* _REQUIRED WORK_: Set down the following lines verbatim, starting at the line that contains "Patent image size: (931, 742)." and ending at the line that contains "The bridge plate 15Z is at (282, 217).", with both of those lines included.

* _EXCERPTED DATA_:
——————

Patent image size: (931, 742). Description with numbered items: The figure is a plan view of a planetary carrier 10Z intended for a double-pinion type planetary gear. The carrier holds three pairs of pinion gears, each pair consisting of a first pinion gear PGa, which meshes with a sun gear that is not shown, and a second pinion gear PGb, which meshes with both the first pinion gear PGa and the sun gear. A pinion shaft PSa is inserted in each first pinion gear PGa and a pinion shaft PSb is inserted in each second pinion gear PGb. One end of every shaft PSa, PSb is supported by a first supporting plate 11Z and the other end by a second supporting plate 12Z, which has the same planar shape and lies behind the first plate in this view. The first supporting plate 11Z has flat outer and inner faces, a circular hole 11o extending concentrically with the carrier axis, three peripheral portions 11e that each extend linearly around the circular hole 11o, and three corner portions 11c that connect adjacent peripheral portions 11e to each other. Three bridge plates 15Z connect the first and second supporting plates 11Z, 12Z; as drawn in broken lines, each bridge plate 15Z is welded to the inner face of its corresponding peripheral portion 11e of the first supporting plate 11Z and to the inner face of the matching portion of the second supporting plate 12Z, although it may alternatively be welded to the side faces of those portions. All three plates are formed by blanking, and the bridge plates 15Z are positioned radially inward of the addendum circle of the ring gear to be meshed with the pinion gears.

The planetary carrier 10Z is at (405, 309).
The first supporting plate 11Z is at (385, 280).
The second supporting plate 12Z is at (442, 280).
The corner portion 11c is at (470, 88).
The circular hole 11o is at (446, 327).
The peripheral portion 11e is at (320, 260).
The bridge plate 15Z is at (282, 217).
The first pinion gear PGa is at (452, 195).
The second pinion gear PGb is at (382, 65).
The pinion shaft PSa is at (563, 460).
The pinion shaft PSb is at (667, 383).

——————

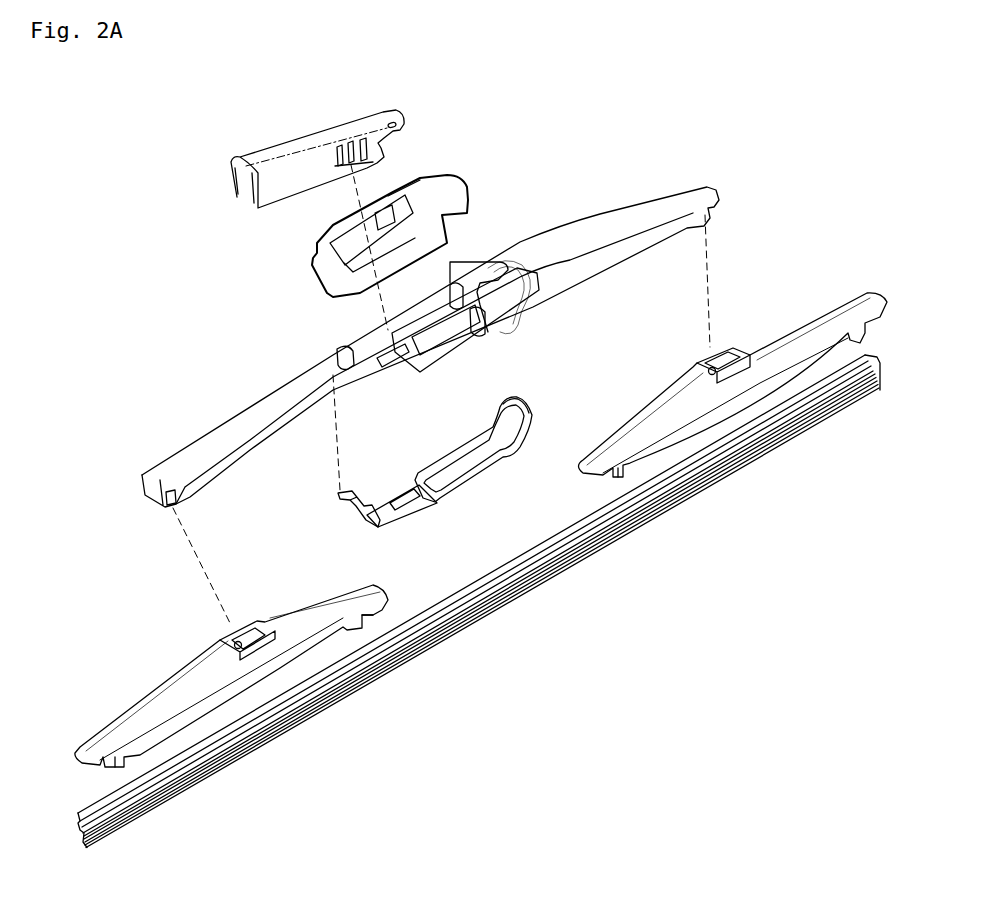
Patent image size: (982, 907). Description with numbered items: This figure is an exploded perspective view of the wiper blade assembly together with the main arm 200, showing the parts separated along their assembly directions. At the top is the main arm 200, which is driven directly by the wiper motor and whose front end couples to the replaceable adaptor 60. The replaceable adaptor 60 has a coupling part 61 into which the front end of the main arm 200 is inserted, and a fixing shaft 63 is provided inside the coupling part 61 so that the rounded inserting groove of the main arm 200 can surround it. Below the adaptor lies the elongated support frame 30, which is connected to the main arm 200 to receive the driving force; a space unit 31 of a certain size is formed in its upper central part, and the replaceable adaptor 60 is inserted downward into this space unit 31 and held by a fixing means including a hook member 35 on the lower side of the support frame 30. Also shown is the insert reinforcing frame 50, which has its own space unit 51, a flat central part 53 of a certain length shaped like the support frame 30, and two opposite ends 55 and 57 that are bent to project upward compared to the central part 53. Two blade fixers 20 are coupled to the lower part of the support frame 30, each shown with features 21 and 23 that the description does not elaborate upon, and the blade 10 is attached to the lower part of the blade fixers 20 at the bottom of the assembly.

——————

* _COMPLETED EXERCISE_:
Patent image size: (931, 742). Description with numbered items: The figure is a plan view of a planetary carrier 10Z intended for a double-pinion type planetary gear. The carrier holds three pairs of pinion gears, each pair consisting of a first pinion gear PGa, which meshes with a sun gear that is not shown, and a second pinion gear PGb, which meshes with both the first pinion gear PGa and the sun gear. A pinion shaft PSa is inserted in each first pinion gear PGa and a pinion shaft PSb is inserted in each second pinion gear PGb. One end of every shaft PSa, PSb is supported by a first supporting plate 11Z and the other end by a second supporting plate 12Z, which has the same planar shape and lies behind the first plate in this view. The first supporting plate 11Z has flat outer and inner faces, a circular hole 11o extending concentrically with the carrier axis, three peripheral portions 11e that each extend linearly around the circular hole 11o, and three corner portions 11c that connect adjacent peripheral portions 11e to each other. Three bridge plates 15Z connect the first and second supporting plates 11Z, 12Z; as drawn in broken lines, each bridge plate 15Z is welded to the inner face of its corresponding peripheral portion 11e of the first supporting plate 11Z and to the inner face of the matching portion of the second supporting plate 12Z, although it may alternatively be welded to the side faces of those portions. All three plates are formed by blanking, and the bridge plates 15Z are positioned radially inward of the addendum circle of the ring gear to be meshed with the pinion gears.

The planetary carrier 10Z is at (405, 309).
The first supporting plate 11Z is at (385, 280).
The second supporting plate 12Z is at (442, 280).
The corner portion 11c is at (470, 88).
The circular hole 11o is at (446, 327).
The peripheral portion 11e is at (320, 260).
The bridge plate 15Z is at (282, 217).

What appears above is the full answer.